» **Your instructions**:
Work out how many lines include "Price" and answer with that number only.

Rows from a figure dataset
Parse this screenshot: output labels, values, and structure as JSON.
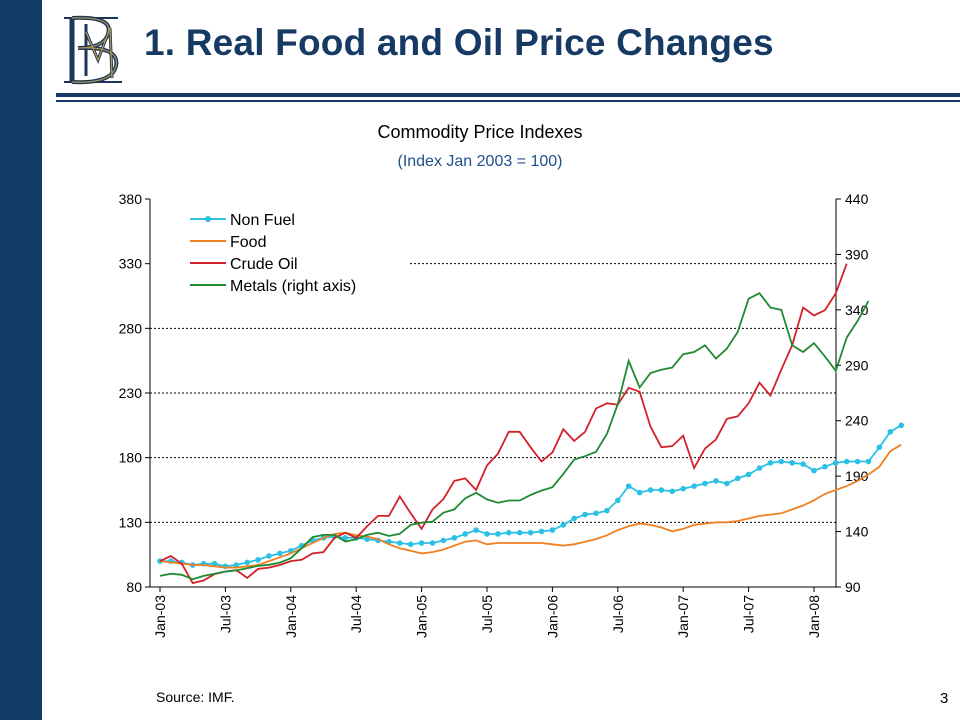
{
  "slide": {
    "title": "1. Real Food and Oil Price Changes",
    "source": "Source: IMF.",
    "page_number": "3",
    "logo": "BM monogram",
    "colors": {
      "sidebar": "#123a66",
      "title": "#163a63",
      "subtitle": "#1f4e8c"
    }
  },
  "chart_data": {
    "type": "line",
    "title": "Commodity Price Indexes",
    "subtitle": "(Index Jan 2003 = 100)",
    "xlabel": "",
    "ylabel": "",
    "ylim": [
      80,
      380
    ],
    "y_ticks": [
      80,
      130,
      180,
      230,
      280,
      330,
      380
    ],
    "y2lim": [
      90,
      440
    ],
    "y2_ticks": [
      90,
      140,
      190,
      240,
      290,
      340,
      390,
      440
    ],
    "grid": "horizontal dashed",
    "legend_position": "top-left",
    "x_tick_labels": [
      "Jan-03",
      "Jul-03",
      "Jan-04",
      "Jul-04",
      "Jan-05",
      "Jul-05",
      "Jan-06",
      "Jul-06",
      "Jan-07",
      "Jul-07",
      "Jan-08"
    ],
    "x_tick_indices": [
      0,
      6,
      12,
      18,
      24,
      30,
      36,
      42,
      48,
      54,
      60
    ],
    "series": [
      {
        "name": "Non Fuel",
        "color": "#2bc0e4",
        "axis": "left",
        "marker": "circle",
        "values": [
          100,
          100,
          99,
          97,
          98,
          98,
          96,
          97,
          99,
          101,
          104,
          106,
          108,
          112,
          116,
          118,
          119,
          118,
          118,
          117,
          116,
          115,
          114,
          113,
          114,
          114,
          116,
          118,
          121,
          124,
          121,
          121,
          122,
          122,
          122,
          123,
          124,
          128,
          133,
          136,
          137,
          139,
          147,
          158,
          153,
          155,
          155,
          154,
          156,
          158,
          160,
          162,
          160,
          164,
          167,
          172,
          176,
          177,
          176,
          175,
          170,
          173,
          176,
          177,
          177,
          177,
          188,
          200,
          205
        ]
      },
      {
        "name": "Food",
        "color": "#f07f22",
        "axis": "left",
        "values": [
          100,
          99,
          98,
          97,
          97,
          96,
          95,
          95,
          96,
          97,
          100,
          103,
          106,
          110,
          114,
          118,
          121,
          122,
          120,
          119,
          117,
          113,
          110,
          108,
          106,
          107,
          109,
          112,
          115,
          116,
          113,
          114,
          114,
          114,
          114,
          114,
          113,
          112,
          113,
          115,
          117,
          120,
          124,
          127,
          129,
          128,
          126,
          123,
          125,
          128,
          129,
          130,
          130,
          131,
          133,
          135,
          136,
          137,
          140,
          143,
          147,
          152,
          155,
          158,
          162,
          167,
          173,
          185,
          190
        ]
      },
      {
        "name": "Crude Oil",
        "color": "#d3212a",
        "axis": "left",
        "values": [
          100,
          104,
          98,
          83,
          85,
          90,
          92,
          93,
          87,
          94,
          95,
          97,
          100,
          101,
          106,
          107,
          118,
          122,
          118,
          127,
          135,
          135,
          150,
          137,
          125,
          140,
          148,
          162,
          164,
          155,
          174,
          183,
          200,
          200,
          188,
          177,
          184,
          202,
          193,
          200,
          218,
          222,
          221,
          234,
          231,
          204,
          188,
          189,
          197,
          172,
          187,
          194,
          210,
          212,
          222,
          238,
          228,
          248,
          267,
          296,
          290,
          294,
          307,
          330
        ]
      },
      {
        "name": "Metals (right axis)",
        "color": "#1f8a2f",
        "axis": "right",
        "values": [
          100,
          102,
          101,
          97,
          100,
          102,
          104,
          105,
          107,
          109,
          110,
          112,
          116,
          125,
          135,
          137,
          137,
          131,
          133,
          137,
          139,
          136,
          138,
          146,
          148,
          149,
          157,
          160,
          170,
          175,
          169,
          166,
          168,
          168,
          173,
          177,
          180,
          192,
          205,
          208,
          212,
          228,
          255,
          294,
          270,
          283,
          286,
          288,
          300,
          302,
          308,
          296,
          305,
          320,
          350,
          355,
          342,
          340,
          308,
          302,
          310,
          298,
          285,
          315,
          330,
          348
        ]
      }
    ]
  }
}
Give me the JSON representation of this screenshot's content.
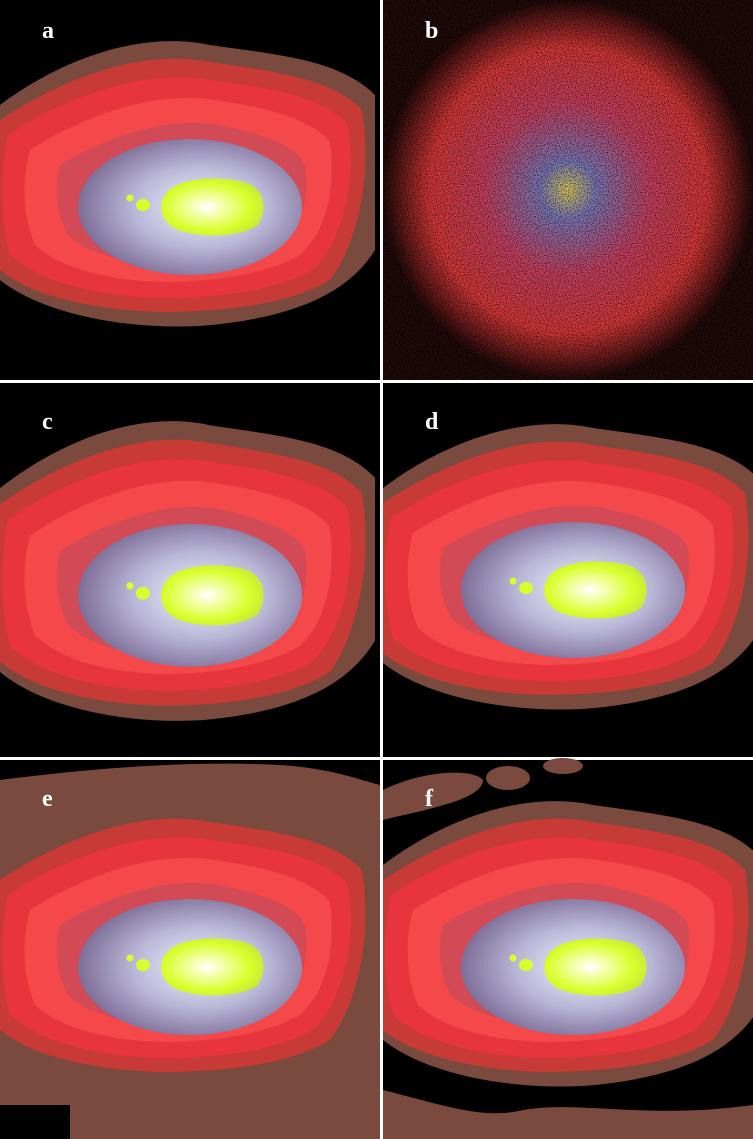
{
  "panels": [
    {
      "label": "a"
    },
    {
      "label": "b"
    },
    {
      "label": "c"
    },
    {
      "label": "d"
    },
    {
      "label": "e"
    },
    {
      "label": "f"
    }
  ]
}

» **Answer to this task**:
2